● **Exercise instructions**
Copy out each line containing "Flow" from the entries below.

● **Data provided**
#####

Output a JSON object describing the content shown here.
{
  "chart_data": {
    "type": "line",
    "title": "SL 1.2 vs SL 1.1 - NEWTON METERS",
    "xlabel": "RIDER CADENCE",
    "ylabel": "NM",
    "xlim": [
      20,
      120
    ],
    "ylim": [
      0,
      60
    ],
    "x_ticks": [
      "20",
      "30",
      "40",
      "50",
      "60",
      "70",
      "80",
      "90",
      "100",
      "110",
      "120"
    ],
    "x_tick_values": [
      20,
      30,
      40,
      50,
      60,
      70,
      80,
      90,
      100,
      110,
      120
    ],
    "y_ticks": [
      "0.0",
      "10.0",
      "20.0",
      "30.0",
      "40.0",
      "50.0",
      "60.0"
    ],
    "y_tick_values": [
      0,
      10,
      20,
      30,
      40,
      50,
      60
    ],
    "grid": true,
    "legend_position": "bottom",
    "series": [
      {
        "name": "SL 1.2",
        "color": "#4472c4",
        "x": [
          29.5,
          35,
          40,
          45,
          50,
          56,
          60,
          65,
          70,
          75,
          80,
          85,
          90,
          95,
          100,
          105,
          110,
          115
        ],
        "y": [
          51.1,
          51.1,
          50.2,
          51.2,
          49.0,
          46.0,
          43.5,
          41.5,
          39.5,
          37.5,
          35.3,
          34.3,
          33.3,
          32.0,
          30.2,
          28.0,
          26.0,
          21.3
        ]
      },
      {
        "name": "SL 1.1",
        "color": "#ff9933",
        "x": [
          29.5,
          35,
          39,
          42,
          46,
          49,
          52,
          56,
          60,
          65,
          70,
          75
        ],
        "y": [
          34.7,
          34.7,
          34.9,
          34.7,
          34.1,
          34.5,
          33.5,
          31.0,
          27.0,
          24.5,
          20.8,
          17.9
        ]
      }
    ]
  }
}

#####

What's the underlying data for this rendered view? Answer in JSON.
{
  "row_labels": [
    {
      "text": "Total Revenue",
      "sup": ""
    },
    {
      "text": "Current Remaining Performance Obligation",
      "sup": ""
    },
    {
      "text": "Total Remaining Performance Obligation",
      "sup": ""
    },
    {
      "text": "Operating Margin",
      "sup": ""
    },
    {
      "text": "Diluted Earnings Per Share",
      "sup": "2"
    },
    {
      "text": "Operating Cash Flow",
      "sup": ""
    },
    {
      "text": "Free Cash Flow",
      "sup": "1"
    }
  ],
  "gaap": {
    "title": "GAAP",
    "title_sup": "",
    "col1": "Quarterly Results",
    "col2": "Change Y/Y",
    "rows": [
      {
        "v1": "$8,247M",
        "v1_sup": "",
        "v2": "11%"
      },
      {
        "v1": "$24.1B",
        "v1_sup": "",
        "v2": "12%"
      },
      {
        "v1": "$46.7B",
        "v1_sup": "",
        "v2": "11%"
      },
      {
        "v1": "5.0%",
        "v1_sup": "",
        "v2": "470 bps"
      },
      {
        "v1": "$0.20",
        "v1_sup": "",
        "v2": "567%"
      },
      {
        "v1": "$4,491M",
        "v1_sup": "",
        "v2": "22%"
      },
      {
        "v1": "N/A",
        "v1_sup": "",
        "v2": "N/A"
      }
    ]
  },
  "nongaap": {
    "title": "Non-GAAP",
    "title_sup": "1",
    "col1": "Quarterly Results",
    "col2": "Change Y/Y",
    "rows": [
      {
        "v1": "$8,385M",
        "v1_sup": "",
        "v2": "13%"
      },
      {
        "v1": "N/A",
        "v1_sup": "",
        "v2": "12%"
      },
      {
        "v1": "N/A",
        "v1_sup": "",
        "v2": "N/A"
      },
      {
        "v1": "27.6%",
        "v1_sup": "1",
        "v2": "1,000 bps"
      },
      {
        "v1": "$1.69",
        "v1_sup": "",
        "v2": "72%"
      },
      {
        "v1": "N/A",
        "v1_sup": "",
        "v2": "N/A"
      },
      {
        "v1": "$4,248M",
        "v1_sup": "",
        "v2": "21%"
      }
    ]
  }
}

#####

● **Written solution**
      "text": "Operating Cash Flow",
      "text": "Free Cash Flow",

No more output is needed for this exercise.